*Written instruction*
Repeat what the lines below say, word for word, and skip every image.

*Source material*
-.-.-

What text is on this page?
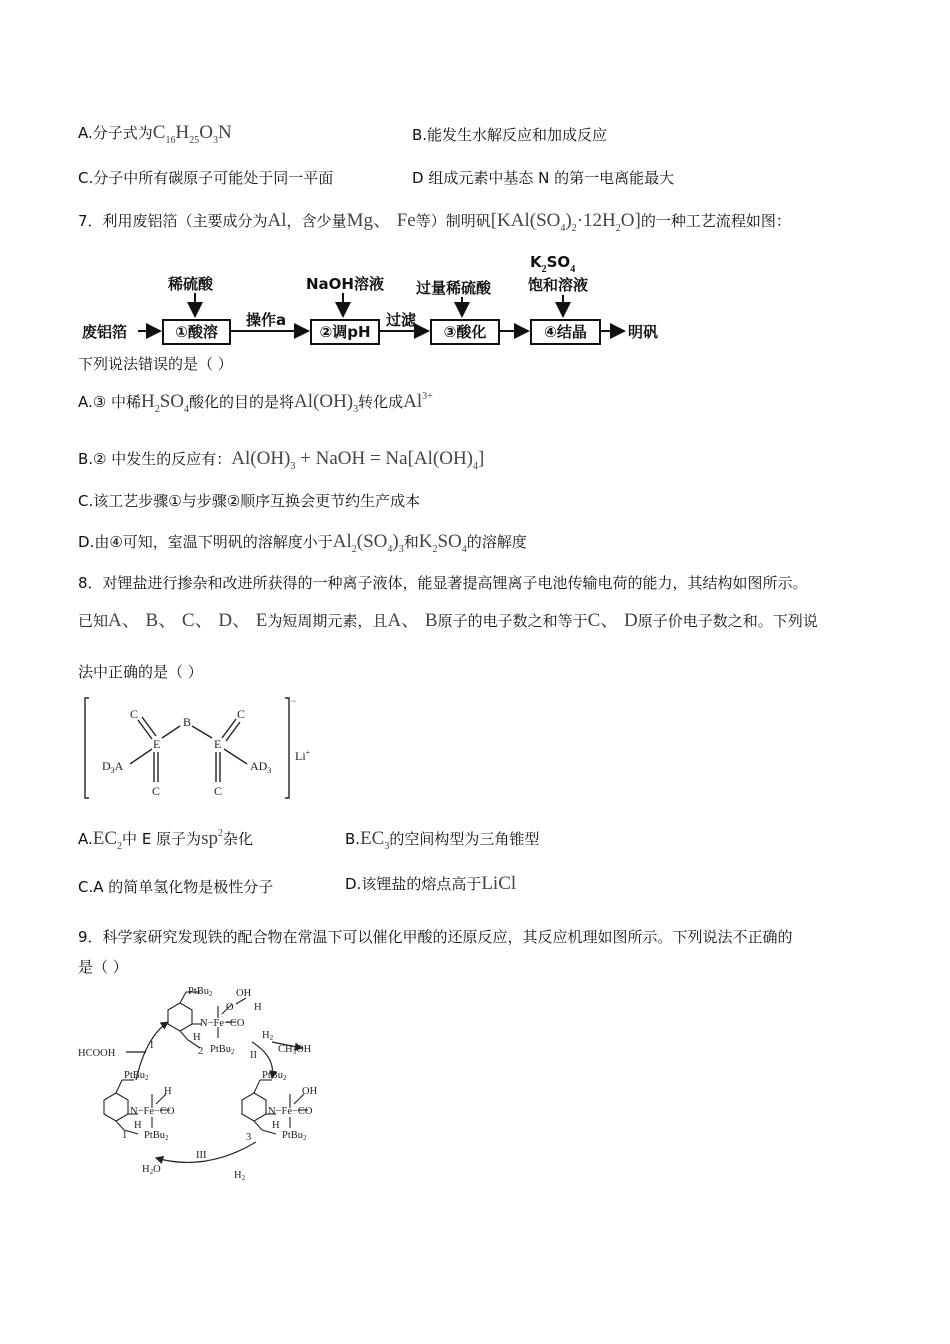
A.分子式为$C_{16}H_{25}O_3N$	B.能发生水解反应和加成反应
C.分子中所有碳原子可能处于同一平面	D 组成元素中基态 N 的第一电离能最大
7．利用废铝箔（主要成分为Al，含少量Mg、 Fe等）制明矾$[KAl(SO_4)_2\cdot 12H_2O]$的一种工艺流程如图：
废铝箔	①酸溶
稀硫酸
操作a
②调pH
NaOH溶液
过滤
③酸化
过量稀硫酸
④结晶
$K_2SO_4$
饱和溶液
明矾
下列说法错误的是（ ）
A.③ 中稀$H_2SO_4$酸化的目的是将$Al(OH)_3$转化成$Al^{3+}$
B.② 中发生的反应有：$Al(OH)_3$ + NaOH = $Na[Al(OH)_4]$
C.该工艺步骤①与步骤②顺序互换会更节约生产成本
D.由④可知，室温下明矾的溶解度小于$Al_2(SO_4)_3$和$K_2SO_4$的溶解度
8．对锂盐进行掺杂和改进所获得的一种离子液体，能显著提高锂离子电池传输电荷的能力，其结构如图所示。
已知A、 B、 C、 D、 E为短周期元素，且A、 B原子的电子数之和等于C、 D原子价电子数之和。下列说
法中正确的是（ ）
C
B
C
E	E
$D_3A$	$AD_3$
C	C
Li+
−
$A.EC_2$中 E 原子为$sp^2$杂化	$B.EC_3$的空间构型为三角锥型
C.A 的简单氢化物是极性分子	D.该锂盐的熔点高于LiCl
9．科学家研究发现铁的配合物在常温下可以催化甲酸的还原反应，其反应机理如图所示。下列说法不正确的
是（ ）
PtBu2 OH
H
O
N−Fe−CO
H
2 PtBu2
H2
II
CH3OH
HCOOH
I
PtBu2
H
N−Fe−CO
H
1 PtBu2
PtBu2
OH
N−Fe−CO
H
3	PtBu2
III
H2O
H2
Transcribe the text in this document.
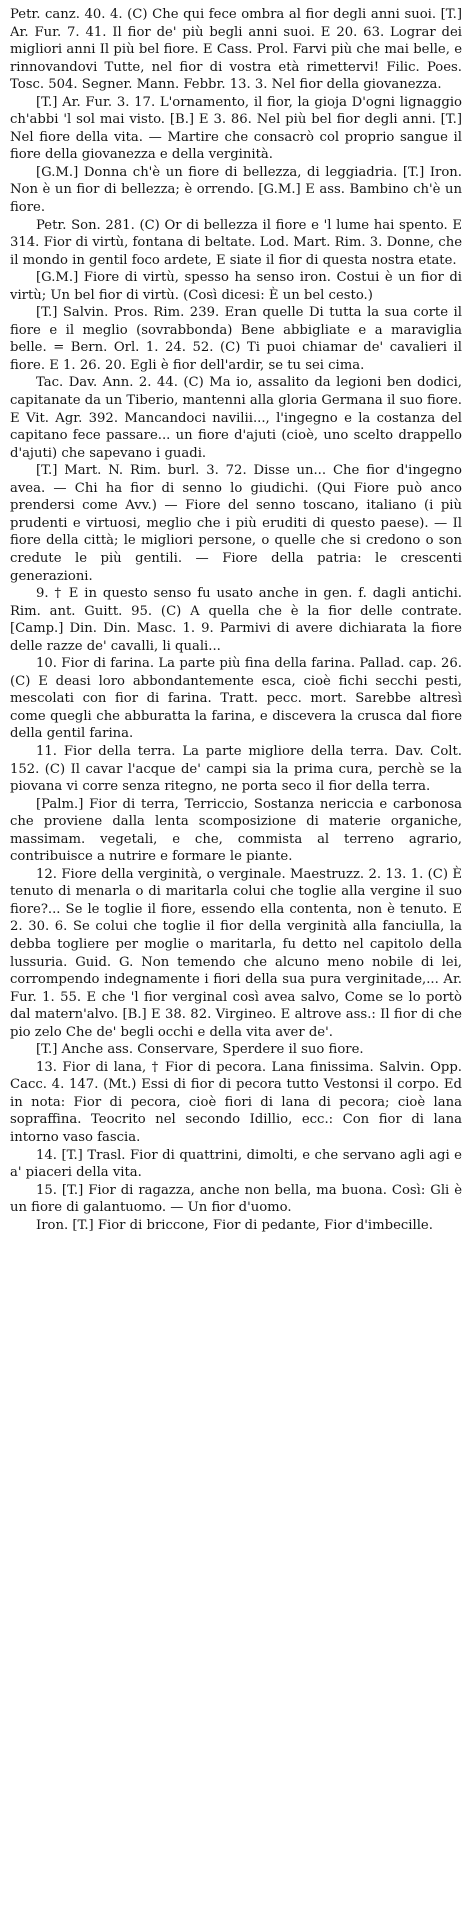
Petr. canz. 40. 4. (C) Che qui fece ombra al fior degli anni suoi. [T.] Ar. Fur. 7. 41. Il fior de' più begli anni suoi. E 20. 63. Lograr dei migliori anni Il più bel fiore. E Cass. Prol. Farvi più che mai belle, e rinnovandovi Tutte, nel fior di vostra età rimettervi! Filic. Poes. Tosc. 504. Segner. Mann. Febbr. 13. 3. Nel fior della giovanezza.

[T.] Ar. Fur. 3. 17. L'ornamento, il fior, la gioja D'ogni lignaggio ch'abbi 'l sol mai visto. [B.] E 3. 86. Nel più bel fior degli anni. [T.] Nel fiore della vita. — Martire che consacrò col proprio sangue il fiore della giovanezza e della verginità.

[G.M.] Donna ch'è un fiore di bellezza, di leggiadria. [T.] Iron. Non è un fior di bellezza; è orrendo. [G.M.] E ass. Bambino ch'è un fiore.

Petr. Son. 281. (C) Or di bellezza il fiore e 'l lume hai spento. E 314. Fior di virtù, fontana di beltate. Lod. Mart. Rim. 3. Donne, che il mondo in gentil foco ardete, E siate il fior di questa nostra etate.

[G.M.] Fiore di virtù, spesso ha senso iron. Costui è un fior di virtù; Un bel fior di virtù. (Così dicesi: È un bel cesto.)

[T.] Salvin. Pros. Rim. 239. Eran quelle Di tutta la sua corte il fiore e il meglio (sovrabbonda) Bene abbigliate e a maraviglia belle. = Bern. Orl. 1. 24. 52. (C) Ti puoi chiamar de' cavalieri il fiore. E 1. 26. 20. Egli è fior dell'ardir, se tu sei cima.

Tac. Dav. Ann. 2. 44. (C) Ma io, assalito da legioni ben dodici, capitanate da un Tiberio, mantenni alla gloria Germana il suo fiore. E Vit. Agr. 392. Mancandoci navilii..., l'ingegno e la costanza del capitano fece passare... un fiore d'ajuti (cioè, uno scelto drappello d'ajuti) che sapevano i guadi.

[T.] Mart. N. Rim. burl. 3. 72. Disse un... Che fior d'ingegno avea. — Chi ha fior di senno lo giudichi. (Qui Fiore può anco prendersi come Avv.) — Fiore del senno toscano, italiano (i più prudenti e virtuosi, meglio che i più eruditi di questo paese). — Il fiore della città; le migliori persone, o quelle che si credono o son credute le più gentili. — Fiore della patria: le crescenti generazioni.

9. † E in questo senso fu usato anche in gen. f. dagli antichi. Rim. ant. Guitt. 95. (C) A quella che è la fior delle contrate. [Camp.] Din. Din. Masc. 1. 9. Parmivi di avere dichiarata la fiore delle razze de' cavalli, li quali...

10. Fior di farina. La parte più fina della farina. Pallad. cap. 26. (C) E deasi loro abbondantemente esca, cioè fichi secchi pesti, mescolati con fior di farina. Tratt. pecc. mort. Sarebbe altresì come quegli che abburatta la farina, e discevera la crusca dal fiore della gentil farina.

11. Fior della terra. La parte migliore della terra. Dav. Colt. 152. (C) Il cavar l'acque de' campi sia la prima cura, perchè se la piovana vi corre senza ritegno, ne porta seco il fior della terra.

[Palm.] Fior di terra, Terriccio, Sostanza nericcia e carbonosa che proviene dalla lenta scomposizione di materie organiche, massimam. vegetali, e che, commista al terreno agrario, contribuisce a nutrire e formare le piante.

12. Fiore della verginità, o verginale. Maestruzz. 2. 13. 1. (C) È tenuto di menarla o di maritarla colui che toglie alla vergine il suo fiore?... Se le toglie il fiore, essendo ella contenta, non è tenuto. E 2. 30. 6. Se colui che toglie il fior della verginità alla fanciulla, la debba togliere per moglie o maritarla, fu detto nel capitolo della lussuria. Guid. G. Non temendo che alcuno meno nobile di lei, corrompendo indegnamente i fiori della sua pura verginitade,... Ar. Fur. 1. 55. E che 'l fior verginal così avea salvo, Come se lo portò dal matern'alvo. [B.] E 38. 82. Virgineo. E altrove ass.: Il fior di che pio zelo Che de' begli occhi e della vita aver de'.

[T.] Anche ass. Conservare, Sperdere il suo fiore.

13. Fior di lana, † Fior di pecora. Lana finissima. Salvin. Opp. Cacc. 4. 147. (Mt.) Essi di fior di pecora tutto Vestonsi il corpo. Ed in nota: Fior di pecora, cioè fiori di lana di pecora; cioè lana sopraffina. Teocrito nel secondo Idillio, ecc.: Con fior di lana intorno vaso fascia.

14. [T.] Trasl. Fior di quattrini, dimolti, e che servano agli agi e a' piaceri della vita.

15. [T.] Fior di ragazza, anche non bella, ma buona. Così: Gli è un fiore di galantuomo. — Un fior d'uomo.

Iron. [T.] Fior di briccone, Fior di pedante, Fior d'imbecille.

-.-.-

*Result of the task*
What text is on this page?
A.分子式为$C_{16}H_{25}O_3N$	B.能发生水解反应和加成反应
C.分子中所有碳原子可能处于同一平面	D 组成元素中基态 N 的第一电离能最大
7．利用废铝箔（主要成分为Al，含少量Mg、 Fe等）制明矾$[KAl(SO_4)_2\cdot 12H_2O]$的一种工艺流程如图：
废铝箔	①酸溶
稀硫酸
操作a
②调pH
NaOH溶液
过滤
③酸化
过量稀硫酸
④结晶
$K_2SO_4$
饱和溶液
明矾
下列说法错误的是（ ）
A.③ 中稀$H_2SO_4$酸化的目的是将$Al(OH)_3$转化成$Al^{3+}$
B.② 中发生的反应有：$Al(OH)_3$ + NaOH = $Na[Al(OH)_4]$
C.该工艺步骤①与步骤②顺序互换会更节约生产成本
D.由④可知，室温下明矾的溶解度小于$Al_2(SO_4)_3$和$K_2SO_4$的溶解度
8．对锂盐进行掺杂和改进所获得的一种离子液体，能显著提高锂离子电池传输电荷的能力，其结构如图所示。
已知A、 B、 C、 D、 E为短周期元素，且A、 B原子的电子数之和等于C、 D原子价电子数之和。下列说
法中正确的是（ ）
C
B
C
E	E
$D_3A$	$AD_3$
C	C
Li+
−
$A.EC_2$中 E 原子为$sp^2$杂化	$B.EC_3$的空间构型为三角锥型
C.A 的简单氢化物是极性分子	D.该锂盐的熔点高于LiCl
9．科学家研究发现铁的配合物在常温下可以催化甲酸的还原反应，其反应机理如图所示。下列说法不正确的
是（ ）
PtBu2 OH
H
O
N−Fe−CO
H
2 PtBu2
H2
II
CH3OH
HCOOH
I
PtBu2
H
N−Fe−CO
H
1 PtBu2
PtBu2
OH
N−Fe−CO
H
3	PtBu2
III
H2O
H2
Transcribe the text in this document.
Petr. canz. 40. 4. (C) Che qui fece ombra al fior degli anni suoi. [T.] Ar. Fur. 7. 41. Il fior de' più begli anni suoi. E 20. 63. Lograr dei migliori anni Il più bel fiore. E Cass. Prol. Farvi più che mai belle, e rinnovandovi Tutte, nel fior di vostra età rimettervi! Filic. Poes. Tosc. 504. Segner. Mann. Febbr. 13. 3. Nel fior della giovanezza.

[T.] Ar. Fur. 3. 17. L'ornamento, il fior, la gioja D'ogni lignaggio ch'abbi 'l sol mai visto. [B.] E 3. 86. Nel più bel fior degli anni. [T.] Nel fiore della vita. — Martire che consacrò col proprio sangue il fiore della giovanezza e della verginità.

[G.M.] Donna ch'è un fiore di bellezza, di leggiadria. [T.] Iron. Non è un fior di bellezza; è orrendo. [G.M.] E ass. Bambino ch'è un fiore.

Petr. Son. 281. (C) Or di bellezza il fiore e 'l lume hai spento. E 314. Fior di virtù, fontana di beltate. Lod. Mart. Rim. 3. Donne, che il mondo in gentil foco ardete, E siate il fior di questa nostra etate.

[G.M.] Fiore di virtù, spesso ha senso iron. Costui è un fior di virtù; Un bel fior di virtù. (Così dicesi: È un bel cesto.)

[T.] Salvin. Pros. Rim. 239. Eran quelle Di tutta la sua corte il fiore e il meglio (sovrabbonda) Bene abbigliate e a maraviglia belle. = Bern. Orl. 1. 24. 52. (C) Ti puoi chiamar de' cavalieri il fiore. E 1. 26. 20. Egli è fior dell'ardir, se tu sei cima.

Tac. Dav. Ann. 2. 44. (C) Ma io, assalito da legioni ben dodici, capitanate da un Tiberio, mantenni alla gloria Germana il suo fiore. E Vit. Agr. 392. Mancandoci navilii..., l'ingegno e la costanza del capitano fece passare... un fiore d'ajuti (cioè, uno scelto drappello d'ajuti) che sapevano i guadi.

[T.] Mart. N. Rim. burl. 3. 72. Disse un... Che fior d'ingegno avea. — Chi ha fior di senno lo giudichi. (Qui Fiore può anco prendersi come Avv.) — Fiore del senno toscano, italiano (i più prudenti e virtuosi, meglio che i più eruditi di questo paese). — Il fiore della città; le migliori persone, o quelle che si credono o son credute le più gentili. — Fiore della patria: le crescenti generazioni.

9. † E in questo senso fu usato anche in gen. f. dagli antichi. Rim. ant. Guitt. 95. (C) A quella che è la fior delle contrate. [Camp.] Din. Din. Masc. 1. 9. Parmivi di avere dichiarata la fiore delle razze de' cavalli, li quali...

10. Fior di farina. La parte più fina della farina. Pallad. cap. 26. (C) E deasi loro abbondantemente esca, cioè fichi secchi pesti, mescolati con fior di farina. Tratt. pecc. mort. Sarebbe altresì come quegli che abburatta la farina, e discevera la crusca dal fiore della gentil farina.

11. Fior della terra. La parte migliore della terra. Dav. Colt. 152. (C) Il cavar l'acque de' campi sia la prima cura, perchè se la piovana vi corre senza ritegno, ne porta seco il fior della terra.

[Palm.] Fior di terra, Terriccio, Sostanza nericcia e carbonosa che proviene dalla lenta scomposizione di materie organiche, massimam. vegetali, e che, commista al terreno agrario, contribuisce a nutrire e formare le piante.

12. Fiore della verginità, o verginale. Maestruzz. 2. 13. 1. (C) È tenuto di menarla o di maritarla colui che toglie alla vergine il suo fiore?... Se le toglie il fiore, essendo ella contenta, non è tenuto. E 2. 30. 6. Se colui che toglie il fior della verginità alla fanciulla, la debba togliere per moglie o maritarla, fu detto nel capitolo della lussuria. Guid. G. Non temendo che alcuno meno nobile di lei, corrompendo indegnamente i fiori della sua pura verginitade,... Ar. Fur. 1. 55. E che 'l fior verginal così avea salvo, Come se lo portò dal matern'alvo. [B.] E 38. 82. Virgineo. E altrove ass.: Il fior di che pio zelo Che de' begli occhi e della vita aver de'.

[T.] Anche ass. Conservare, Sperdere il suo fiore.

13. Fior di lana, † Fior di pecora. Lana finissima. Salvin. Opp. Cacc. 4. 147. (Mt.) Essi di fior di pecora tutto Vestonsi il corpo. Ed in nota: Fior di pecora, cioè fiori di lana di pecora; cioè lana sopraffina. Teocrito nel secondo Idillio, ecc.: Con fior di lana intorno vaso fascia.

14. [T.] Trasl. Fior di quattrini, dimolti, e che servano agli agi e a' piaceri della vita.

15. [T.] Fior di ragazza, anche non bella, ma buona. Così: Gli è un fiore di galantuomo. — Un fior d'uomo.

Iron. [T.] Fior di briccone, Fior di pedante, Fior d'imbecille.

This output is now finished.